Work to do
Go through the material below and copy each line where the word "header" appears.
======== Data provided
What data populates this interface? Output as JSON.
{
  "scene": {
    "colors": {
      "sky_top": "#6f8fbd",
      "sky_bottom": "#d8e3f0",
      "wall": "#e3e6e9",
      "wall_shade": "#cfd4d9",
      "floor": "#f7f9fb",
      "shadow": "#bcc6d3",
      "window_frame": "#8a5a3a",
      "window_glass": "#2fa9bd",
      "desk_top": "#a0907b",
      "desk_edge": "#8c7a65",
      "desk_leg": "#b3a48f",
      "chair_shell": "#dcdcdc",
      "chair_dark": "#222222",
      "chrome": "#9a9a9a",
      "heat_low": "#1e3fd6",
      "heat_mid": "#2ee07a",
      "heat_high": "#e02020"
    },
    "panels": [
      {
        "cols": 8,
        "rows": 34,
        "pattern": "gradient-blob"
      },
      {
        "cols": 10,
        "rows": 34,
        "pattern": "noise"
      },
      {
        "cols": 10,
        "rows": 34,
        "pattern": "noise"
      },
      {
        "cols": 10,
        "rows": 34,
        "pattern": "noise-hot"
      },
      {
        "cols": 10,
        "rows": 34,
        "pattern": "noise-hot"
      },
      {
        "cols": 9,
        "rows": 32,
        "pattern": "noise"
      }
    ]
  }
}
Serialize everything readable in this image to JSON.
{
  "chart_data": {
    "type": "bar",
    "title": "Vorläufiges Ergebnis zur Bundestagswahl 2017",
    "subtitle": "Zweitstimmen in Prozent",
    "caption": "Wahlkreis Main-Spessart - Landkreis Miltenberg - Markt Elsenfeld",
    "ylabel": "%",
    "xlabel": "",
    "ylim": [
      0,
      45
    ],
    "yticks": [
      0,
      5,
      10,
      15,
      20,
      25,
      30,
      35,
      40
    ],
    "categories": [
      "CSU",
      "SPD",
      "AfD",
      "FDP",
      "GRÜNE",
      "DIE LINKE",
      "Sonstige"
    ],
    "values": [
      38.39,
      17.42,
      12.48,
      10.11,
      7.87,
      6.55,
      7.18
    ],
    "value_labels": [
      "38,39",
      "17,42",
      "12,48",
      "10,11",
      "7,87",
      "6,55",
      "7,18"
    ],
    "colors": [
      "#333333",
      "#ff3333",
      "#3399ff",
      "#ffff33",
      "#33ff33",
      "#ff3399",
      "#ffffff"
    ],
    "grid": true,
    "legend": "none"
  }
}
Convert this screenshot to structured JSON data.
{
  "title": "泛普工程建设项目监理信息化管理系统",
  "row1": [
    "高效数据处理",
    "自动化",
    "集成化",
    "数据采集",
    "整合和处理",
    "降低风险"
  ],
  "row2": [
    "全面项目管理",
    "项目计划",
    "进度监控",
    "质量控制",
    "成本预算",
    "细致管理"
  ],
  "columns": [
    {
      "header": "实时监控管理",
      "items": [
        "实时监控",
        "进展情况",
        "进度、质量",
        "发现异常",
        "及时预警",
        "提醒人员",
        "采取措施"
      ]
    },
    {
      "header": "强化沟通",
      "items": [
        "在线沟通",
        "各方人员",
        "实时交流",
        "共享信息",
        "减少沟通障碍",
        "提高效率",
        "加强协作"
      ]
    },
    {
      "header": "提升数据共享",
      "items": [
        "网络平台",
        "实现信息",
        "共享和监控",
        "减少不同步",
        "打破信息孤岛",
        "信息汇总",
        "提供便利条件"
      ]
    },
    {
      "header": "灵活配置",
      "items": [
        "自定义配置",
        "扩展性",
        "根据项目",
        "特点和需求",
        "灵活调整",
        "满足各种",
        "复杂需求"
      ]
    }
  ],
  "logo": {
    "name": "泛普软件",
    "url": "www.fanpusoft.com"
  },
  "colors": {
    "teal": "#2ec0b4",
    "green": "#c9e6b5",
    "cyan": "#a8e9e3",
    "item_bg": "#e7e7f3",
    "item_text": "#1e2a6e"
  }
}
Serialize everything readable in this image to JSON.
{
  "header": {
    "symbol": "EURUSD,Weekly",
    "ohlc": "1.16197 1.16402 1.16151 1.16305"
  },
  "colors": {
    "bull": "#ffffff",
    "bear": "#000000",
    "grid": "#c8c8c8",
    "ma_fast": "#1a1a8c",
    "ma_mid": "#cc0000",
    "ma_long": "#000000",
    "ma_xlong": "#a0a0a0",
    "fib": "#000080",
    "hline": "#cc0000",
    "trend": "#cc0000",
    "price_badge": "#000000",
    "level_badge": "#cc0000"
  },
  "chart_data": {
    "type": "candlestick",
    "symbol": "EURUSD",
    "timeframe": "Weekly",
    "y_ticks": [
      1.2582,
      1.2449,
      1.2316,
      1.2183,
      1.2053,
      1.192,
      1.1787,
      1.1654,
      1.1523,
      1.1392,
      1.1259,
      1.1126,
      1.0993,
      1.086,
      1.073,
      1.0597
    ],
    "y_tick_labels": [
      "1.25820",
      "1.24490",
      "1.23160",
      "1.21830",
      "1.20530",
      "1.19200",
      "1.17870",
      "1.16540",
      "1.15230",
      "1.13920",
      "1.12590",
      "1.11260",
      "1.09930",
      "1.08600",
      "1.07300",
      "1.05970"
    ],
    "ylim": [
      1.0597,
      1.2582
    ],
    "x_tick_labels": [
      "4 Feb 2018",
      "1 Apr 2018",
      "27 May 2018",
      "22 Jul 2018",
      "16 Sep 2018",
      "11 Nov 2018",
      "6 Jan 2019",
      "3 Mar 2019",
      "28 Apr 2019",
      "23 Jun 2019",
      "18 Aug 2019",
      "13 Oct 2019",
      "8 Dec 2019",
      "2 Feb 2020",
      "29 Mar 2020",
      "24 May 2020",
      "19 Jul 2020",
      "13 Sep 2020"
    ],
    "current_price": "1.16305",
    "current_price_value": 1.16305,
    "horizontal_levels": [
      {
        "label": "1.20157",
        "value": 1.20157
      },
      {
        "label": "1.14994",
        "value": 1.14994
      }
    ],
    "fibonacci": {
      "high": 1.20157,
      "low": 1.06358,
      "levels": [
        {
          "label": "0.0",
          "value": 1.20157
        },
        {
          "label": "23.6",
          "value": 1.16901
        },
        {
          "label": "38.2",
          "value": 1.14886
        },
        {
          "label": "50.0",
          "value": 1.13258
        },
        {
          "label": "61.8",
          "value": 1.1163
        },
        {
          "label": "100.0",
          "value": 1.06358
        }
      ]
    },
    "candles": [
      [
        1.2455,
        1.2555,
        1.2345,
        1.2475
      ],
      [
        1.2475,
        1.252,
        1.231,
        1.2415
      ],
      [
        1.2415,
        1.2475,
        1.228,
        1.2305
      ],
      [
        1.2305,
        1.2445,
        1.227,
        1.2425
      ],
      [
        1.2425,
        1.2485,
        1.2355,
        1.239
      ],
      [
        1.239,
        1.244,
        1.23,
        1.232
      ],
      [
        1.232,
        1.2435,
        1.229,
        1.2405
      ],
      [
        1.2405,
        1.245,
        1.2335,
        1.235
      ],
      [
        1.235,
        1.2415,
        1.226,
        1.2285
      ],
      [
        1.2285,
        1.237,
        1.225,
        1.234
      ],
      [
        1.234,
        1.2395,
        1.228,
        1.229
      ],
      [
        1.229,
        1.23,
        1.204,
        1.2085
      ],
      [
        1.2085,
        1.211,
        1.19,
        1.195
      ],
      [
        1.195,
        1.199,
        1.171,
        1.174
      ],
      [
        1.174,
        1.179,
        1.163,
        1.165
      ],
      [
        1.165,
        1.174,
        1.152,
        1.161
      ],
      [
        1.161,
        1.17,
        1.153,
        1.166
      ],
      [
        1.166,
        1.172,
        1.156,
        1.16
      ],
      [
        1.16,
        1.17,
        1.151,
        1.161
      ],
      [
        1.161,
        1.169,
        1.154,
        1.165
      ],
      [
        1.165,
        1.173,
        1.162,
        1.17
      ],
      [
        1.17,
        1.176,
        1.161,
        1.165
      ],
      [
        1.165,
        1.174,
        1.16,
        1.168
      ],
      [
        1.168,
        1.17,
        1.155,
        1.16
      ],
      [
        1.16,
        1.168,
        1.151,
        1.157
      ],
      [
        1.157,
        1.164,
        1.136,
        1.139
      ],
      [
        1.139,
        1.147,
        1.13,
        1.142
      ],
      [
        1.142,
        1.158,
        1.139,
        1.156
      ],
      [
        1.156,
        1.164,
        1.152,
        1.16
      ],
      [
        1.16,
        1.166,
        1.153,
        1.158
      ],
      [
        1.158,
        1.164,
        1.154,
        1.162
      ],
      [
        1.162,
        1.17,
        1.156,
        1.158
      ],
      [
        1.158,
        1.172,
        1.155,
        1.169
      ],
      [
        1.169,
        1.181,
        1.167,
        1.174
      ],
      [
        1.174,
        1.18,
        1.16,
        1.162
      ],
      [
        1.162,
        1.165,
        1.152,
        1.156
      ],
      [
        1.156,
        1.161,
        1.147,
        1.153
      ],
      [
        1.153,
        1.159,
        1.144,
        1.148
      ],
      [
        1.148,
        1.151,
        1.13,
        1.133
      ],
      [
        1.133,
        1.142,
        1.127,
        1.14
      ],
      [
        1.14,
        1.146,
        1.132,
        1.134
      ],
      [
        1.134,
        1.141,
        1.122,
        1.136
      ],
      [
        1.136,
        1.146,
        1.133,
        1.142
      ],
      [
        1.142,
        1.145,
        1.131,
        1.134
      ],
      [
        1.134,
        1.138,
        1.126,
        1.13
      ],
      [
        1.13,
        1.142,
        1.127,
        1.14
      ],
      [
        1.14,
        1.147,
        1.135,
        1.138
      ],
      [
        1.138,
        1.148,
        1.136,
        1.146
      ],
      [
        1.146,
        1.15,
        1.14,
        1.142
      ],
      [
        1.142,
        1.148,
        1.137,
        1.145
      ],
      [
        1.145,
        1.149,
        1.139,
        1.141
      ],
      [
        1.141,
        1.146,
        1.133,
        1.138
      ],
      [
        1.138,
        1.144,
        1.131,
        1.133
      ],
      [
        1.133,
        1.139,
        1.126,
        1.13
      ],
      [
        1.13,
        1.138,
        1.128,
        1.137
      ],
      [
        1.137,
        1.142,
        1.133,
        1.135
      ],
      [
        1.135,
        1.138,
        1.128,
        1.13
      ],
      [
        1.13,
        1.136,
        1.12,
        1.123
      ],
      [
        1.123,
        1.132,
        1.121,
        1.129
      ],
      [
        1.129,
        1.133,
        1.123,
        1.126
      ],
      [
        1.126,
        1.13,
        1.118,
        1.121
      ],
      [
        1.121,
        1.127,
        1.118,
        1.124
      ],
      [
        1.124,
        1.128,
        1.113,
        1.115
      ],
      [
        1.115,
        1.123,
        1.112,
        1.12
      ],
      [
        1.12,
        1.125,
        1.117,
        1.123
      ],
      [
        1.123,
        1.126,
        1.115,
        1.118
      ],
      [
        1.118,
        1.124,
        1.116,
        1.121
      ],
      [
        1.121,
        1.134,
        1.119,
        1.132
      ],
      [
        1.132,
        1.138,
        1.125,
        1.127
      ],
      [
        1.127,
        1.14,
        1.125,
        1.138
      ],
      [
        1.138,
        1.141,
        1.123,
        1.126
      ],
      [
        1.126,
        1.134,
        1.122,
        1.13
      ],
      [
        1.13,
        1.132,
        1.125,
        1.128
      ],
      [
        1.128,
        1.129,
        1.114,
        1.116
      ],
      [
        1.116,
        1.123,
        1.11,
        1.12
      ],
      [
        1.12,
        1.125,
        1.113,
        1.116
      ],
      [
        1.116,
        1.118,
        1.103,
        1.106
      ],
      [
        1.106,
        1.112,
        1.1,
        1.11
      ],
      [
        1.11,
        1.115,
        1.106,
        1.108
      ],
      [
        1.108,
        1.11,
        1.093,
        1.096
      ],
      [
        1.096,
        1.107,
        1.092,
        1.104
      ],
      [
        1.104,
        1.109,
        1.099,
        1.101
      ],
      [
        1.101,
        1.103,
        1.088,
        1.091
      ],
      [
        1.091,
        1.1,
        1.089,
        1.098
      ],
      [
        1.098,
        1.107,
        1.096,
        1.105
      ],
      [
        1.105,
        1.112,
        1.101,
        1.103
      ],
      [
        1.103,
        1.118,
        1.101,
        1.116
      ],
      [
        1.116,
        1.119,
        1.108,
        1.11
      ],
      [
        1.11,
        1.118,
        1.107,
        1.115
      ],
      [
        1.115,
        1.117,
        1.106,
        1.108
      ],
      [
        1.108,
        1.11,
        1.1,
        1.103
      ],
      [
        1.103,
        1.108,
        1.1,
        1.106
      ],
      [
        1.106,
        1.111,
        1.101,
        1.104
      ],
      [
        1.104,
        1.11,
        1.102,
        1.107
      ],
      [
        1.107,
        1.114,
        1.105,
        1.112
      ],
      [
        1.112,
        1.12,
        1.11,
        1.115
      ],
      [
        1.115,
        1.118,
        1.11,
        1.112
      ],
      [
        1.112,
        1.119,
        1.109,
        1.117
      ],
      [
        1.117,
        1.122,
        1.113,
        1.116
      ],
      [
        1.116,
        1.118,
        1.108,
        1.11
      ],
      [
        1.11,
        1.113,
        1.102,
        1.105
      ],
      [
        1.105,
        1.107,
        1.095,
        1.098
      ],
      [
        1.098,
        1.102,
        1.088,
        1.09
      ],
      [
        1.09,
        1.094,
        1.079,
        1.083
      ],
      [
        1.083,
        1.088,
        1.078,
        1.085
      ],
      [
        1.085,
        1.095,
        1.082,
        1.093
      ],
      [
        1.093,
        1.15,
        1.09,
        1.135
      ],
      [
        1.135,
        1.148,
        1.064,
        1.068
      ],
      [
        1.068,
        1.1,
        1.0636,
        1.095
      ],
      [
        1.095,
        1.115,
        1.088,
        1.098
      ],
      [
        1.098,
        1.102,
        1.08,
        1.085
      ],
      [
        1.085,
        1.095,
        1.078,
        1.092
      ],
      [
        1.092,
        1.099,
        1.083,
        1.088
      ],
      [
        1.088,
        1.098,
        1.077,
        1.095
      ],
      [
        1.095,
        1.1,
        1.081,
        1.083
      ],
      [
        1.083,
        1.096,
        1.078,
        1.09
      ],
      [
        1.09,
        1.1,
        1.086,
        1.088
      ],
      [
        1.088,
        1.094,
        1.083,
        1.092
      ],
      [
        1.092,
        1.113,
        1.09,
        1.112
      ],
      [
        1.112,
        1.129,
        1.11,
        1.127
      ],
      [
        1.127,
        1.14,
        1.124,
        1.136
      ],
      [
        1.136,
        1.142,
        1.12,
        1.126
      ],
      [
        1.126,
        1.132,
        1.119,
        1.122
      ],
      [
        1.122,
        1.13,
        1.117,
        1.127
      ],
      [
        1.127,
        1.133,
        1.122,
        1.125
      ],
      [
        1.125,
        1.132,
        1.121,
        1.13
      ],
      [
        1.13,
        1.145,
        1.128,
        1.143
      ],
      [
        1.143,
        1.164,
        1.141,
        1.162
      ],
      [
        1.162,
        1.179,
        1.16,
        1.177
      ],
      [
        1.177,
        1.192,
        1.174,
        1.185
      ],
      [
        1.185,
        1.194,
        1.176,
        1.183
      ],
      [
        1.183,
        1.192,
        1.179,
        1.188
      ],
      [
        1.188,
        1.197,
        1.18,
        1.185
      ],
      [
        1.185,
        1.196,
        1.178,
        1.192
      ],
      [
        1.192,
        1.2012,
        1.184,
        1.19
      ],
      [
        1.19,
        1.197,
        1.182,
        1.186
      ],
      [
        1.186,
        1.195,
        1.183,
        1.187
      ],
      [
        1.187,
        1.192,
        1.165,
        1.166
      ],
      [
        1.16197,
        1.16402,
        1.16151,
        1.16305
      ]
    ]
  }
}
================
Answer to the exercise
      "header": "实时监控管理",
      "header": "强化沟通",
      "header": "提升数据共享",
      "header": "灵活配置",
  "header": {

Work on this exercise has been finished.